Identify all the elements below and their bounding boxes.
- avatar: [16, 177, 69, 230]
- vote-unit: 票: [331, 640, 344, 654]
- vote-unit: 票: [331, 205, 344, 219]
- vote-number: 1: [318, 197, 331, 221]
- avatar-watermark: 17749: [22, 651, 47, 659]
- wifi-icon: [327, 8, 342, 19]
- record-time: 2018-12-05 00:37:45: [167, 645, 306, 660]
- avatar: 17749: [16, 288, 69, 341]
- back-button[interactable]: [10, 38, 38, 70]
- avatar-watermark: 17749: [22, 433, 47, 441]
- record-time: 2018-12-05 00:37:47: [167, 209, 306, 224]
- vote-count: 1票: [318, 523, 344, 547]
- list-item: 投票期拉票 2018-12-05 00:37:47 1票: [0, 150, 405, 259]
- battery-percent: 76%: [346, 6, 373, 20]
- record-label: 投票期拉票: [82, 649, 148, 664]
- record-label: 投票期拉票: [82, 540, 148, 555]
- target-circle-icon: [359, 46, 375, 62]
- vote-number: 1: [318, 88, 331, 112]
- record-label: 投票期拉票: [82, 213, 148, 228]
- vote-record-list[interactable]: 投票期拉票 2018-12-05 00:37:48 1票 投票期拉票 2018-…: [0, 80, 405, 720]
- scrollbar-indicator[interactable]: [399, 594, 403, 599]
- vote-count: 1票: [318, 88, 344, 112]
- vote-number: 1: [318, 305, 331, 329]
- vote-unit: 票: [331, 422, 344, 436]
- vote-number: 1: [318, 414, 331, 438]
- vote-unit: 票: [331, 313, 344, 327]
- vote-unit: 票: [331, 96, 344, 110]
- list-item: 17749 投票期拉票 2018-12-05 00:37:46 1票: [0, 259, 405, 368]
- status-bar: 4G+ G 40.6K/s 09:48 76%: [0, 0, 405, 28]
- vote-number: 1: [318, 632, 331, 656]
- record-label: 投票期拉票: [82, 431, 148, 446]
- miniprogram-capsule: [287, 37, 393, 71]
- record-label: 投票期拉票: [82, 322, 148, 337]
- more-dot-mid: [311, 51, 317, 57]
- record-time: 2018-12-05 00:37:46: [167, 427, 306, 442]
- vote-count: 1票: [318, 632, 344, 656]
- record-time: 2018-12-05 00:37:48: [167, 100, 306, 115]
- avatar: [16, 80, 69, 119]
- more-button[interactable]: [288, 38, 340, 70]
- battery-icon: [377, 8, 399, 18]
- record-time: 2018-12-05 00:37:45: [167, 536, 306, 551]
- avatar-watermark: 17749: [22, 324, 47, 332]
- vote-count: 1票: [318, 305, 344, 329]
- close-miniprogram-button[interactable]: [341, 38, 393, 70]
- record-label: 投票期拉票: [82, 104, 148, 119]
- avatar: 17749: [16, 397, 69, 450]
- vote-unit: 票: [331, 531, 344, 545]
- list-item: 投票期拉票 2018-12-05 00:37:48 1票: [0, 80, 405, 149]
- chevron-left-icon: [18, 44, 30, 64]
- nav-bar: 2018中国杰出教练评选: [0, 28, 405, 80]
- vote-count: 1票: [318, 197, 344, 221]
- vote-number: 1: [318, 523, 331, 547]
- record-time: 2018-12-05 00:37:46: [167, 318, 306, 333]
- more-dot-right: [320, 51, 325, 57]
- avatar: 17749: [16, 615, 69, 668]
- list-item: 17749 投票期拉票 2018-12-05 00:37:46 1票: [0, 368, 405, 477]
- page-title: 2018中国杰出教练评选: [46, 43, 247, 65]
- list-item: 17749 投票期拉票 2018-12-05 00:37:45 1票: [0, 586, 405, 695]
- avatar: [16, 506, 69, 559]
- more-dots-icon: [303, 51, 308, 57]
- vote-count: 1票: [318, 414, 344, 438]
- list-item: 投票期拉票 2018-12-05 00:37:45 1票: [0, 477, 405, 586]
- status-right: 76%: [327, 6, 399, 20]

==============================

[GIVEN PROBLEM]
Reproduce the records verbatim, from their first line through the line containing "- close-miniprogram-button[interactable]: [341, 38, 393, 70]", with that line included.

[TASK RESPONSE]
Identify all the elements below and their bounding boxes.
- avatar: [16, 177, 69, 230]
- vote-unit: 票: [331, 640, 344, 654]
- vote-unit: 票: [331, 205, 344, 219]
- vote-number: 1: [318, 197, 331, 221]
- avatar-watermark: 17749: [22, 651, 47, 659]
- wifi-icon: [327, 8, 342, 19]
- record-time: 2018-12-05 00:37:45: [167, 645, 306, 660]
- avatar: 17749: [16, 288, 69, 341]
- back-button[interactable]: [10, 38, 38, 70]
- avatar-watermark: 17749: [22, 433, 47, 441]
- record-time: 2018-12-05 00:37:47: [167, 209, 306, 224]
- vote-count: 1票: [318, 523, 344, 547]
- list-item: 投票期拉票 2018-12-05 00:37:47 1票: [0, 150, 405, 259]
- battery-percent: 76%: [346, 6, 373, 20]
- record-label: 投票期拉票: [82, 649, 148, 664]
- record-label: 投票期拉票: [82, 540, 148, 555]
- target-circle-icon: [359, 46, 375, 62]
- vote-number: 1: [318, 88, 331, 112]
- record-label: 投票期拉票: [82, 213, 148, 228]
- vote-record-list[interactable]: 投票期拉票 2018-12-05 00:37:48 1票 投票期拉票 2018-…: [0, 80, 405, 720]
- scrollbar-indicator[interactable]: [399, 594, 403, 599]
- vote-count: 1票: [318, 88, 344, 112]
- vote-number: 1: [318, 305, 331, 329]
- vote-unit: 票: [331, 422, 344, 436]
- vote-number: 1: [318, 414, 331, 438]
- vote-unit: 票: [331, 313, 344, 327]
- vote-unit: 票: [331, 96, 344, 110]
- list-item: 17749 投票期拉票 2018-12-05 00:37:46 1票: [0, 259, 405, 368]
- status-bar: 4G+ G 40.6K/s 09:48 76%: [0, 0, 405, 28]
- vote-number: 1: [318, 632, 331, 656]
- record-label: 投票期拉票: [82, 431, 148, 446]
- miniprogram-capsule: [287, 37, 393, 71]
- record-label: 投票期拉票: [82, 322, 148, 337]
- more-dot-mid: [311, 51, 317, 57]
- record-time: 2018-12-05 00:37:46: [167, 427, 306, 442]
- vote-count: 1票: [318, 632, 344, 656]
- record-time: 2018-12-05 00:37:48: [167, 100, 306, 115]
- avatar: [16, 80, 69, 119]
- more-button[interactable]: [288, 38, 340, 70]
- battery-icon: [377, 8, 399, 18]
- record-time: 2018-12-05 00:37:45: [167, 536, 306, 551]
- avatar-watermark: 17749: [22, 324, 47, 332]
- vote-count: 1票: [318, 305, 344, 329]
- close-miniprogram-button[interactable]: [341, 38, 393, 70]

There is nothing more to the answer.